— Task details —
Keep only those lines of the records that include the string "изделий".

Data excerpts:
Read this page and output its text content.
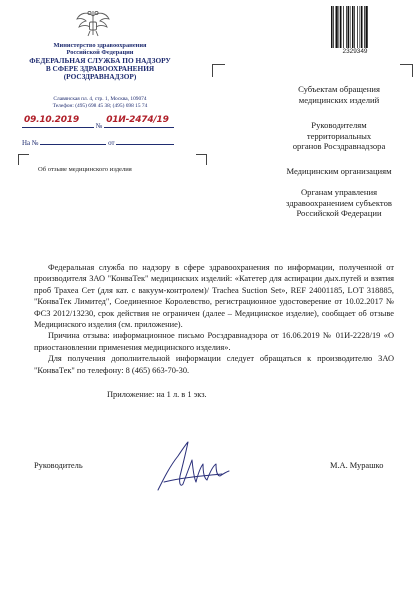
Министерство здравоохранения
Российской Федерации
ФЕДЕРАЛЬНАЯ СЛУЖБА ПО НАДЗОРУ
В СФЕРЕ ЗДРАВООХРАНЕНИЯ
(РОСЗДРАВНАДЗОР)
Славянская пл. 4, стр. 1, Москва, 109074
Телефон: (495) 698 45 38; (495) 698 15 74
09.10.2019
№
01И-2474/19
На №	от
Об отзыве медицинского изделия
2329349
Субъектам обращения
медицинских изделий
Руководителям
территориальных
органов Росздравнадзора
Медицинским организациям
Органам управления
здравоохранением субъектов
Российской Федерации

Федеральная служба по надзору в сфере здравоохранения по информации, полученной от производителя ЗАО "КонваТек" медицинских изделий: «Катетер для аспирации дых.путей и взятия проб Трахеа Сет (для кат. с вакуум-контролем)/ Trachea Suction Set», REF 24001185, LOT 318885, "КонваТек Лимитед", Соединенное Королевство, регистрационное удостоверение от 10.02.2017 № ФСЗ 2012/13230, срок действия не ограничен (далее – Медицинское изделие), сообщает об отзыве Медицинского изделия (см. приложение).

Причина отзыва: информационное письмо Росздравнадзора от 16.06.2019 № 01И-2228/19 «О приостановлении применения медицинского изделия».

Для получения дополнительной информации следует обращаться к производителю ЗАО "КонваТек" по телефону: 8 (465) 663-70-30.

Приложение: на 1 л. в 1 экз.
Руководитель	М.А. Мурашко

— Finished exercise —
медицинских изделий
Федеральная служба по надзору в сфере здравоохранения по информации, полученной от производителя ЗАО "КонваТек" медицинских изделий: «Катетер для аспирации дых.путей и взятия проб Трахеа Сет (для кат. с вакуум-контролем)/ Trachea Suction Set», REF 24001185, LOT 318885, "КонваТек Лимитед", Соединенное Королевство, регистрационное удостоверение от 10.02.2017 № ФСЗ 2012/13230, срок действия не ограничен (далее – Медицинское изделие), сообщает об отзыве Медицинского изделия (см. приложение).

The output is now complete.